_TASK DESCRIPTION_: Could you repeat the records below word for word, leaving out the pictures?

▬▬▬▬▬▬▬▬▬▬

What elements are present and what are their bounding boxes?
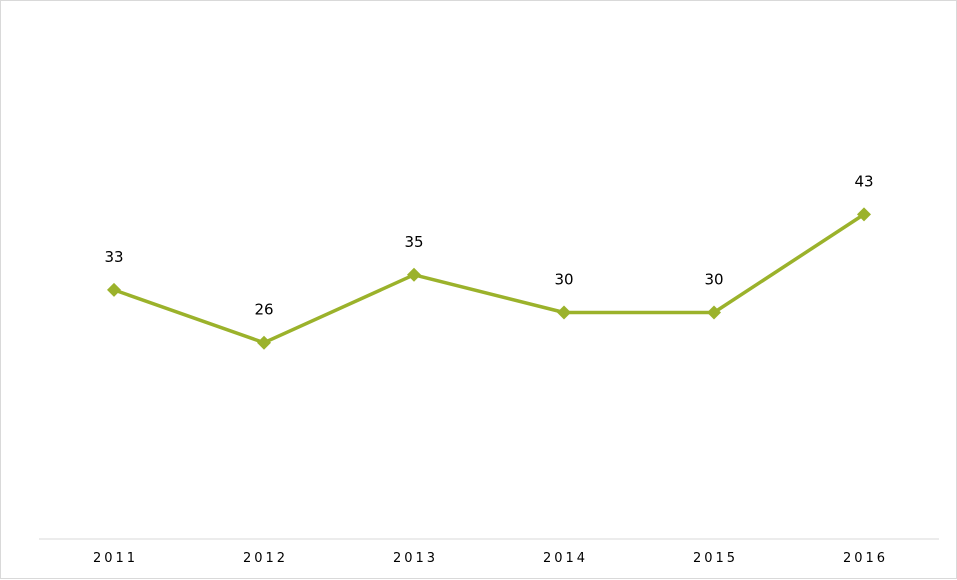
data-point-marker-2016 <box>857 207 871 222</box>
x-tick-label-2011: 2011 <box>93 551 138 566</box>
x-tick-label-2015: 2015 <box>693 551 738 566</box>
data-label-2012: 26 <box>254 301 273 319</box>
x-tick-label-2014: 2014 <box>543 551 588 566</box>
series-line <box>113 212 865 345</box>
x-tick-label-2016: 2016 <box>843 551 888 566</box>
data-label-2014: 30 <box>554 271 573 289</box>
x-tick-label-2012: 2012 <box>243 551 288 566</box>
data-point-marker-2011 <box>107 282 121 297</box>
x-tick-label-2013: 2013 <box>393 551 438 566</box>
data-label-layer: 33 26 35 30 30 43 <box>104 172 873 318</box>
data-label-2013: 35 <box>404 233 423 251</box>
series-layer <box>113 212 865 345</box>
data-point-marker-2014 <box>557 305 571 320</box>
data-label-2015: 30 <box>704 271 723 289</box>
data-point-marker-2013 <box>407 267 421 282</box>
data-point-marker-2012 <box>257 335 271 350</box>
data-label-2011: 33 <box>104 248 123 266</box>
data-label-2016: 43 <box>854 172 873 190</box>
data-point-marker-2015 <box>707 305 721 320</box>
marker-layer <box>107 207 871 350</box>
x-tick-layer: 2011 2012 2013 2014 2015 2016 <box>93 551 888 566</box>
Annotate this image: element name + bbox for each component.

▬▬▬▬▬▬▬▬▬▬

_WRITTEN SOLUTION_:
What elements are present and what are their bounding boxes?
data-point-marker-2016 <box>857 207 871 222</box>
x-tick-label-2011: 2011 <box>93 551 138 566</box>
x-tick-label-2015: 2015 <box>693 551 738 566</box>
data-label-2012: 26 <box>254 301 273 319</box>
x-tick-label-2014: 2014 <box>543 551 588 566</box>
series-line <box>113 212 865 345</box>
x-tick-label-2016: 2016 <box>843 551 888 566</box>
data-label-2014: 30 <box>554 271 573 289</box>
x-tick-label-2012: 2012 <box>243 551 288 566</box>
data-point-marker-2011 <box>107 282 121 297</box>
x-tick-label-2013: 2013 <box>393 551 438 566</box>
data-label-layer: 33 26 35 30 30 43 <box>104 172 873 318</box>
data-label-2013: 35 <box>404 233 423 251</box>
series-layer <box>113 212 865 345</box>
data-point-marker-2014 <box>557 305 571 320</box>
data-label-2015: 30 <box>704 271 723 289</box>
data-point-marker-2013 <box>407 267 421 282</box>
data-point-marker-2012 <box>257 335 271 350</box>
data-label-2011: 33 <box>104 248 123 266</box>
data-label-2016: 43 <box>854 172 873 190</box>
data-point-marker-2015 <box>707 305 721 320</box>
marker-layer <box>107 207 871 350</box>
x-tick-layer: 2011 2012 2013 2014 2015 2016 <box>93 551 888 566</box>
Annotate this image: element name + bbox for each component.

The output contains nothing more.